── Selected passage ──
# DM Combat Log, Initiative Tracker, and Character Tracker



## Traveon Wyvernspur (Aug 9, 2008)

Here's my second version of a DM combat log, initiative tracker, and character tracker. This is my attempt in an Excel spreadsheet to keep everything organized in combat. You will notice on the sheet that there are 4 tabs at the bottom. 

The first tab is for auto-filling a ton of stats from all the monsters/creatures in the 4e monster manual. This does so by using a drop-down box in the creature name sections and auto-fills the stats from there.
The second tab has the same drop-down, but doesn't fill out the stats, this is in case you want to create your own NPC "bosses", monsters, or whatever.
The third tab is an encounter/experience tracker. This will auto-fill the experience and level according to your encounters as you add them in.
The fourth tab is the Monster Table, with almost everything from the monster manual as far as stats go.
It's still a work in progress as I keep thinking of new things to add to it, and I've been working on getting the information into the huge monster table for two weeks now, and just finished today. Other things that this spreadsheet does:

Drop downs for Effects.
───
§ Directions
1. In the forum post about the combat log spreadsheet, why does the second tab not fill out the stats? Answer in one to three sentences.
2. From the spreadsheet post, retype everything from "The first tab" down to "stats from there.".
── Data ──
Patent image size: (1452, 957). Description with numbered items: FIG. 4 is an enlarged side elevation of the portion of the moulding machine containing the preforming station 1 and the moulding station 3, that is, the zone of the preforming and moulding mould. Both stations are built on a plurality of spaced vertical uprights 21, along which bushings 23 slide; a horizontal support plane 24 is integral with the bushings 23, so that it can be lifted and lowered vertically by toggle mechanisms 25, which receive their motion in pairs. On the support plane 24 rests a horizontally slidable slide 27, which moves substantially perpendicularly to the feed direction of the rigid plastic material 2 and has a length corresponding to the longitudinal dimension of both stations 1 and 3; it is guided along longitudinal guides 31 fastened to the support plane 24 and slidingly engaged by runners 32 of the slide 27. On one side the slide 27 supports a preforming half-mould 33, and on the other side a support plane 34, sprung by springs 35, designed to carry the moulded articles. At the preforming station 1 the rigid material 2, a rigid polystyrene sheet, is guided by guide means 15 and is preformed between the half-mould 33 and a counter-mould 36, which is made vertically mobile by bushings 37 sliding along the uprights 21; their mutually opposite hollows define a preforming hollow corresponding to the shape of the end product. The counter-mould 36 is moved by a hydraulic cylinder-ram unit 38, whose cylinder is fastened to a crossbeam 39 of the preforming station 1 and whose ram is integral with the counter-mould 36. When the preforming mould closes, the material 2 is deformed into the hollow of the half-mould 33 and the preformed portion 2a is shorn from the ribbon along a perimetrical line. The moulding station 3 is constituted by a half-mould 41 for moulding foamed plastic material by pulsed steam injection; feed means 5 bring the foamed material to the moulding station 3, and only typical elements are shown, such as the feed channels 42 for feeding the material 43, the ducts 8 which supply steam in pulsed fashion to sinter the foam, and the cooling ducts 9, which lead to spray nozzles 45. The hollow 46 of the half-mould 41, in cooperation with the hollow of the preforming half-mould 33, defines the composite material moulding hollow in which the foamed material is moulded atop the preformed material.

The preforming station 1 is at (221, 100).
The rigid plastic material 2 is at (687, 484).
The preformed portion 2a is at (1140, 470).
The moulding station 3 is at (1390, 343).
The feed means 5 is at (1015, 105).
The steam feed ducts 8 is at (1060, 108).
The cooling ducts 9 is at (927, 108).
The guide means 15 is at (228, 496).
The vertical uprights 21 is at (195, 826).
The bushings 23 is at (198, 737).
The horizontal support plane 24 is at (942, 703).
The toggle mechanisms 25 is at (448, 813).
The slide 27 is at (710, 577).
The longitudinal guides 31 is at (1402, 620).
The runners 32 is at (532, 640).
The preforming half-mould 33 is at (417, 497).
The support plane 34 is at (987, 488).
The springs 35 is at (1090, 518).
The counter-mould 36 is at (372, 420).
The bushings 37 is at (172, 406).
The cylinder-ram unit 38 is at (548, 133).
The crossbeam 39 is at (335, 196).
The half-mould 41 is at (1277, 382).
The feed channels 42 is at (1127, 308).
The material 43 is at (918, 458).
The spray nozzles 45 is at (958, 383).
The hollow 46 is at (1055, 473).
───
§ Task answers
1. The second tab leaves the stats blank so that you can create your own NPC "bosses," monsters, or other creatures. It still offers the same drop-down as the first tab.

2.
The first tab is for auto-filling a ton of stats from all the monsters/creatures in the 4e monster manual. This does so by using a drop-down box in the creature name sections and auto-fills the stats from there.